What you need to do: Write out every record below exactly as it appears.

Collected data entries:

+---+

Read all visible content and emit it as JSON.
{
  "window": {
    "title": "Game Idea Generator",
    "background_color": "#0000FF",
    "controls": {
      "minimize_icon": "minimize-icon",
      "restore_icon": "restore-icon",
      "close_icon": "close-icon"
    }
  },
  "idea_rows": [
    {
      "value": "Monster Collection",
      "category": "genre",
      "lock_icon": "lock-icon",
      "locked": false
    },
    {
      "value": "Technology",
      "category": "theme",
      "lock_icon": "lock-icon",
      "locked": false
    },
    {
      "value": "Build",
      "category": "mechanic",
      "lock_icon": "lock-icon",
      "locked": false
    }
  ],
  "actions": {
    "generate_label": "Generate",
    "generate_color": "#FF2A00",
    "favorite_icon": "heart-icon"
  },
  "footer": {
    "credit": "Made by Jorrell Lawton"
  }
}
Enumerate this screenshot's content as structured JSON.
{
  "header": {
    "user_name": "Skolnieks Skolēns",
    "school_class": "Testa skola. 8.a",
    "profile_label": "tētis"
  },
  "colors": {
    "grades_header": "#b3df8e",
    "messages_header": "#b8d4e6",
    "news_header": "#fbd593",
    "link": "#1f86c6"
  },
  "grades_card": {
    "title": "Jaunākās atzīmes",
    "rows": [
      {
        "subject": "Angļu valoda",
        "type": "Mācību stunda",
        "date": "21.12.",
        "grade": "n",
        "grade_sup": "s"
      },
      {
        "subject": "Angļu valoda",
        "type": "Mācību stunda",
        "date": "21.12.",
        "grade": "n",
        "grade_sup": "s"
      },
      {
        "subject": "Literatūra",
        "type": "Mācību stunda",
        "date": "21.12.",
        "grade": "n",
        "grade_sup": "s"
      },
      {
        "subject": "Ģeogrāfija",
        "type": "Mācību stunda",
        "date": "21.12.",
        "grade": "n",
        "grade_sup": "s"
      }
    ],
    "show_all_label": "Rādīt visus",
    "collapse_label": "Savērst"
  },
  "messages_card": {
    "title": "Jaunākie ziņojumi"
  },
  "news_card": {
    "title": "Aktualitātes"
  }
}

+---+

Response for this exercise:
Read all visible content and emit it as JSON.
{
  "window": {
    "title": "Game Idea Generator",
    "background_color": "#0000FF",
    "controls": {
      "minimize_icon": "minimize-icon",
      "restore_icon": "restore-icon",
      "close_icon": "close-icon"
    }
  },
  "idea_rows": [
    {
      "value": "Monster Collection",
      "category": "genre",
      "lock_icon": "lock-icon",
      "locked": false
    },
    {
      "value": "Technology",
      "category": "theme",
      "lock_icon": "lock-icon",
      "locked": false
    },
    {
      "value": "Build",
      "category": "mechanic",
      "lock_icon": "lock-icon",
      "locked": false
    }
  ],
  "actions": {
    "generate_label": "Generate",
    "generate_color": "#FF2A00",
    "favorite_icon": "heart-icon"
  },
  "footer": {
    "credit": "Made by Jorrell Lawton"
  }
}
Enumerate this screenshot's content as structured JSON.
{
  "header": {
    "user_name": "Skolnieks Skolēns",
    "school_class": "Testa skola. 8.a",
    "profile_label": "tētis"
  },
  "colors": {
    "grades_header": "#b3df8e",
    "messages_header": "#b8d4e6",
    "news_header": "#fbd593",
    "link": "#1f86c6"
  },
  "grades_card": {
    "title": "Jaunākās atzīmes",
    "rows": [
      {
        "subject": "Angļu valoda",
        "type": "Mācību stunda",
        "date": "21.12.",
        "grade": "n",
        "grade_sup": "s"
      },
      {
        "subject": "Angļu valoda",
        "type": "Mācību stunda",
        "date": "21.12.",
        "grade": "n",
        "grade_sup": "s"
      },
      {
        "subject": "Literatūra",
        "type": "Mācību stunda",
        "date": "21.12.",
        "grade": "n",
        "grade_sup": "s"
      },
      {
        "subject": "Ģeogrāfija",
        "type": "Mācību stunda",
        "date": "21.12.",
        "grade": "n",
        "grade_sup": "s"
      }
    ],
    "show_all_label": "Rādīt visus",
    "collapse_label": "Savērst"
  },
  "messages_card": {
    "title": "Jaunākie ziņojumi"
  },
  "news_card": {
    "title": "Aktualitātes"
  }
}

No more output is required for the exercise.